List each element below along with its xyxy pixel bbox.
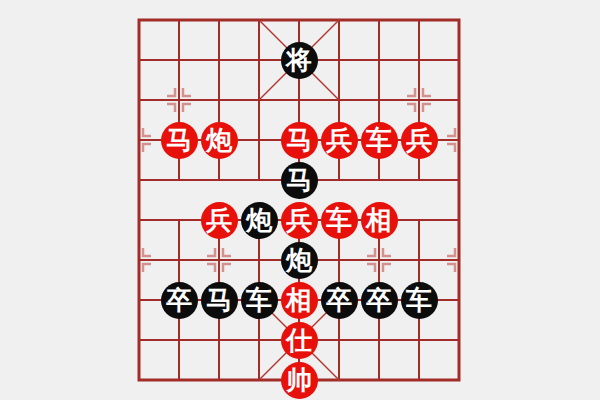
piece-black-general[interactable]: 将 <box>281 42 318 79</box>
piece-red-soldier[interactable]: 兵 <box>321 122 358 159</box>
piece-black-chariot[interactable]: 车 <box>241 282 278 319</box>
piece-red-soldier[interactable]: 兵 <box>201 202 238 239</box>
xiangqi-board[interactable]: 将马炮马兵车兵马兵炮兵车相炮卒马车相卒卒车仕帅 <box>119 0 479 400</box>
piece-red-horse[interactable]: 马 <box>281 122 318 159</box>
piece-red-soldier[interactable]: 兵 <box>401 122 438 159</box>
piece-black-cannon[interactable]: 炮 <box>241 202 278 239</box>
piece-red-cannon[interactable]: 炮 <box>201 122 238 159</box>
piece-red-elephant[interactable]: 相 <box>361 202 398 239</box>
piece-red-advisor[interactable]: 仕 <box>281 322 318 359</box>
piece-red-chariot[interactable]: 车 <box>321 202 358 239</box>
piece-red-horse[interactable]: 马 <box>161 122 198 159</box>
piece-black-soldier[interactable]: 卒 <box>361 282 398 319</box>
piece-red-elephant[interactable]: 相 <box>281 282 318 319</box>
piece-red-chariot[interactable]: 车 <box>361 122 398 159</box>
piece-black-horse[interactable]: 马 <box>201 282 238 319</box>
piece-black-soldier[interactable]: 卒 <box>321 282 358 319</box>
piece-black-soldier[interactable]: 卒 <box>161 282 198 319</box>
piece-black-chariot[interactable]: 车 <box>401 282 438 319</box>
piece-red-general[interactable]: 帅 <box>281 362 318 399</box>
xiangqi-screen: 将马炮马兵车兵马兵炮兵车相炮卒马车相卒卒车仕帅 <box>0 0 600 400</box>
piece-red-soldier[interactable]: 兵 <box>281 202 318 239</box>
piece-black-horse[interactable]: 马 <box>281 162 318 199</box>
piece-black-cannon[interactable]: 炮 <box>281 242 318 279</box>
====
● Directive
Quote every line of the records above word for word, leaving out the pictures.

● Solution for this exercise
List each element below along with its xyxy pixel bbox.
piece-black-general[interactable]: 将 <box>281 42 318 79</box>
piece-red-soldier[interactable]: 兵 <box>321 122 358 159</box>
piece-black-chariot[interactable]: 车 <box>241 282 278 319</box>
piece-red-soldier[interactable]: 兵 <box>201 202 238 239</box>
xiangqi-board[interactable]: 将马炮马兵车兵马兵炮兵车相炮卒马车相卒卒车仕帅 <box>119 0 479 400</box>
piece-red-horse[interactable]: 马 <box>281 122 318 159</box>
piece-red-soldier[interactable]: 兵 <box>401 122 438 159</box>
piece-black-cannon[interactable]: 炮 <box>241 202 278 239</box>
piece-red-cannon[interactable]: 炮 <box>201 122 238 159</box>
piece-red-elephant[interactable]: 相 <box>361 202 398 239</box>
piece-red-advisor[interactable]: 仕 <box>281 322 318 359</box>
piece-red-chariot[interactable]: 车 <box>321 202 358 239</box>
piece-red-horse[interactable]: 马 <box>161 122 198 159</box>
piece-black-soldier[interactable]: 卒 <box>361 282 398 319</box>
piece-red-elephant[interactable]: 相 <box>281 282 318 319</box>
piece-red-chariot[interactable]: 车 <box>361 122 398 159</box>
piece-black-horse[interactable]: 马 <box>201 282 238 319</box>
piece-black-soldier[interactable]: 卒 <box>321 282 358 319</box>
piece-black-soldier[interactable]: 卒 <box>161 282 198 319</box>
piece-black-chariot[interactable]: 车 <box>401 282 438 319</box>
piece-red-general[interactable]: 帅 <box>281 362 318 399</box>
xiangqi-screen: 将马炮马兵车兵马兵炮兵车相炮卒马车相卒卒车仕帅 <box>0 0 600 400</box>
piece-red-soldier[interactable]: 兵 <box>281 202 318 239</box>
piece-black-horse[interactable]: 马 <box>281 162 318 199</box>
piece-black-cannon[interactable]: 炮 <box>281 242 318 279</box>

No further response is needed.